> **Source document**:
* * *

It is not uncommon for collectors to barter works or trade with galleries or dealers. In the California case, the artist claimed a resale royalty on the value of a trade of various works, of which his work was one piece. Neither the UK regulations nor the California law address non-monetary barter, in which noneconomic factors and often multiple works are bundled together to close the deal. Under UK regulations, trades appear to create a resale right if undertaken by one “acting in the course of a business of dealing in works of art…” Appraisers may well be called upon to test and provide values, even in trades where the dealers have set a ‘price’ for an individual object in a bundled trade.
The California law refers to royalties imposed on sales, except for certain excluded transfers between galleries and dealers. UK Regulation 3(5) makes clear that a royalty is owed where the work transfers by a will or intestacy, is distributed through the artist’s estate, or disposed of by a receiver or trustee in bankruptcy winding-up liabilities on the artist’s estate.

* * *

(Image element box records)
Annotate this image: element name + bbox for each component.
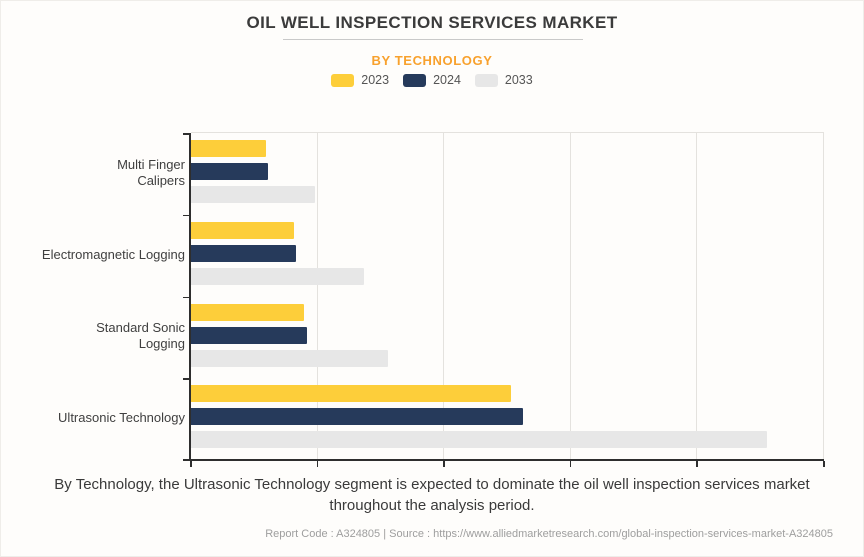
x-axis-tick (569, 461, 572, 467)
legend: 2023 2024 2033 (1, 73, 863, 87)
y-axis-tick (183, 296, 189, 298)
x-axis-tick (823, 461, 825, 467)
gridline (316, 133, 318, 459)
x-axis-tick (443, 461, 445, 467)
bar-2023-electromagnetic-logging[interactable] (191, 221, 294, 239)
y-axis-tick (183, 378, 189, 380)
x-axis-tick (316, 461, 319, 467)
gridline (569, 133, 571, 459)
legend-label: 2024 (433, 73, 461, 87)
x-axis-tick (696, 461, 698, 467)
category-label-3: Standard Sonic Logging (96, 320, 185, 352)
bar-2023-standard-sonic-logging[interactable] (191, 303, 304, 321)
x-axis-tick (190, 461, 192, 467)
legend-item-2033[interactable]: 2033 (474, 73, 533, 87)
legend-item-2023[interactable]: 2023 (331, 73, 389, 87)
legend-swatch-2023 (331, 73, 355, 87)
gridline (696, 133, 698, 459)
bar-group-4 (191, 378, 824, 460)
category-label-4: Ultrasonic Technology (58, 410, 185, 426)
plot-area (183, 132, 825, 467)
gridline (823, 133, 824, 459)
y-axis-line (189, 133, 191, 461)
bar-group-1 (191, 133, 824, 215)
bar-2024-electromagnetic-logging[interactable] (191, 244, 297, 262)
category-label-1: Multi Finger Calipers (117, 156, 185, 188)
description-row: By Technology, the Ultrasonic Technology… (1, 475, 863, 516)
bar-2033-ultrasonic-technology[interactable] (191, 431, 768, 449)
bar-2023-multi-finger-calipers[interactable] (191, 140, 266, 157)
description-text: By Technology, the Ultrasonic Technology… (54, 476, 810, 514)
legend-label: 2023 (361, 73, 390, 87)
legend-label: 2033 (504, 73, 533, 87)
bar-2033-standard-sonic-logging[interactable] (191, 349, 389, 367)
bar-2023-ultrasonic-technology[interactable] (191, 385, 512, 403)
category-label-2: Electromagnetic Logging (41, 246, 185, 262)
x-axis-line (189, 459, 824, 461)
legend-swatch-2024 (403, 73, 427, 87)
bar-group-3 (191, 297, 824, 379)
bar-2024-ultrasonic-technology[interactable] (191, 408, 523, 426)
legend-item-2024[interactable]: 2024 (403, 73, 461, 87)
category-axis-labels: Multi Finger Calipers Electromagnetic Logg… (1, 132, 185, 459)
legend-swatch-2033 (474, 73, 498, 87)
chart-subtitle: BY TECHNOLOGY (371, 53, 493, 68)
title-underline (283, 39, 583, 40)
bar-group-2 (191, 215, 824, 297)
bar-2024-standard-sonic-logging[interactable] (191, 326, 308, 344)
y-axis-tick (183, 459, 189, 461)
footer-text: Report Code : A324805 | Source : https:/… (265, 528, 833, 540)
bar-2024-multi-finger-calipers[interactable] (191, 163, 269, 180)
bar-2033-electromagnetic-logging[interactable] (191, 267, 365, 285)
chart-title: OIL WELL INSPECTION SERVICES MARKET (246, 13, 618, 32)
y-axis-tick (183, 214, 189, 217)
gridline (443, 133, 445, 459)
y-axis-tick (183, 133, 189, 135)
bar-2033-multi-finger-calipers[interactable] (191, 186, 316, 203)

* * *

> **What to do**:
1. In the passage on artist resale royalties, rewrite the stretch from "The California law refers" through "the artist’s estate.", changing "receiver" to "liquidator".
2. According to the passage on artist resale royalties, which transfers are excluded from the California law's royalties on sales?
3. Proceed with the passage on artist resale royalties, starting from its final sentence.

> **Responses**:
1.
The California law refers to royalties imposed on sales, except for certain excluded transfers between galleries and dealers. UK Regulation 3(5) makes clear that a royalty is owed where the work transfers by a will or intestacy, is distributed through the artist’s estate, or disposed of by a liquidator or trustee in bankruptcy winding-up liabilities on the artist’s estate.

2. Certain transfers between galleries and dealers.

3.
Both California and the UK exclude the ‘first transfer of ownership’. In California, where primary market operates largely on consignment, the sales by the gallery representing the artist, which hold the work as consignees, are implementing the initial transfer from the artist to the buyer upon the sale. No resale royalty would be owed.
However, under the UK law, a gallery that buys inventory from the artist and then sells it, even though this is the first non-artist sale to a third party, would be subject to the royalty. This highlights the common practice of many galleries to pay artists an advance against sales or purchase to support the artist before or after an exhibition. Dealers and artists need to know how to structure this form of financing in view of the resale obligations.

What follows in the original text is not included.